Aim of the exercise:
From the line that contains "Type out the text in this image." down to the last line of the data below, restate every line word for word, skipping any images.

Records for processing:
↓↓↓

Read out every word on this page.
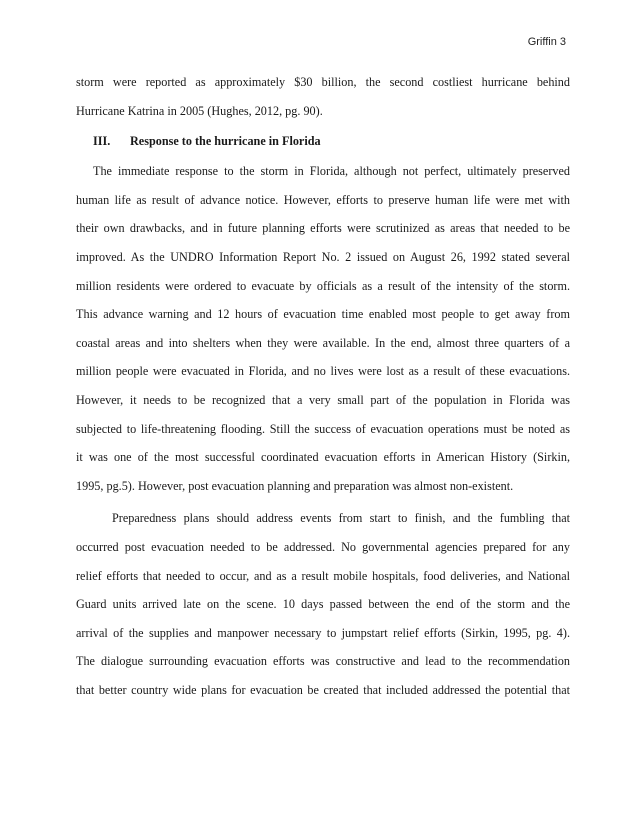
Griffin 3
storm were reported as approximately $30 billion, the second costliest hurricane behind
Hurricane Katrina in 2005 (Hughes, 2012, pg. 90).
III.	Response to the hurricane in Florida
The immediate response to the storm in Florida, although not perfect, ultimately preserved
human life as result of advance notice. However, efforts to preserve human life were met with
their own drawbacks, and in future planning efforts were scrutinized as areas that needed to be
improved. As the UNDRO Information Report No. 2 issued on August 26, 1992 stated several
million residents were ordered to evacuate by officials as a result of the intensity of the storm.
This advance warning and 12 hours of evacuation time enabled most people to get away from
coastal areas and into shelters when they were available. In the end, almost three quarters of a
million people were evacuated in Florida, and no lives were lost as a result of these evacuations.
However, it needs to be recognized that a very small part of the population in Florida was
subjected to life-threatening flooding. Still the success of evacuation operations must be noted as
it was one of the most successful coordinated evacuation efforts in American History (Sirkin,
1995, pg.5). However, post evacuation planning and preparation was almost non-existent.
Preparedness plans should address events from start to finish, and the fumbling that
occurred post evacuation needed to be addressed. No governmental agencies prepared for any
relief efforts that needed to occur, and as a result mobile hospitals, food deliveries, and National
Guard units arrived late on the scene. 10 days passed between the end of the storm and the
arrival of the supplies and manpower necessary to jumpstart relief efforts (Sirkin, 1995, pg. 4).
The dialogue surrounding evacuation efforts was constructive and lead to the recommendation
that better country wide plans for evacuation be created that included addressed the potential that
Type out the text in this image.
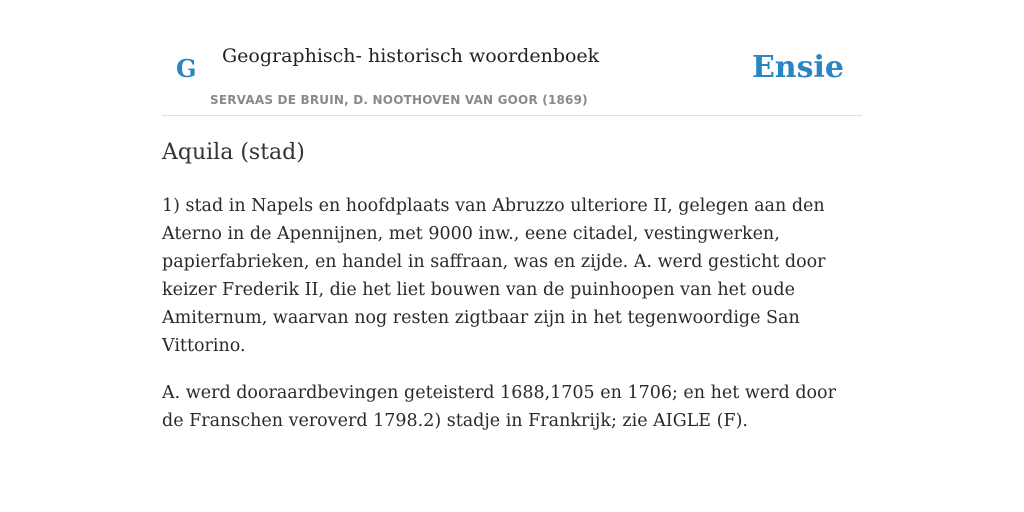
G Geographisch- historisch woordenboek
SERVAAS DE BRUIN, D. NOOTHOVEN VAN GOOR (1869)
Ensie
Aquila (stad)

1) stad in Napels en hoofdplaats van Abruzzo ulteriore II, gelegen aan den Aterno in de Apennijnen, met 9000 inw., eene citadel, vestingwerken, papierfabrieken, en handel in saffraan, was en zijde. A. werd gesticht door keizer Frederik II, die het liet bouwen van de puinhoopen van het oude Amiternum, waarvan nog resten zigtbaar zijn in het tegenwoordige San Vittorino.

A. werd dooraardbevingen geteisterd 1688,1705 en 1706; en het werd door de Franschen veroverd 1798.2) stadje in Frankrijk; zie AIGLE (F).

↑↑↑

Finished exercise:
Type out the text in this image.
G Geographisch- historisch woordenboek
SERVAAS DE BRUIN, D. NOOTHOVEN VAN GOOR (1869)
Ensie
Aquila (stad)

1) stad in Napels en hoofdplaats van Abruzzo ulteriore II, gelegen aan den Aterno in de Apennijnen, met 9000 inw., eene citadel, vestingwerken, papierfabrieken, en handel in saffraan, was en zijde. A. werd gesticht door keizer Frederik II, die het liet bouwen van de puinhoopen van het oude Amiternum, waarvan nog resten zigtbaar zijn in het tegenwoordige San Vittorino.

A. werd dooraardbevingen geteisterd 1688,1705 en 1706; en het werd door de Franschen veroverd 1798.2) stadje in Frankrijk; zie AIGLE (F).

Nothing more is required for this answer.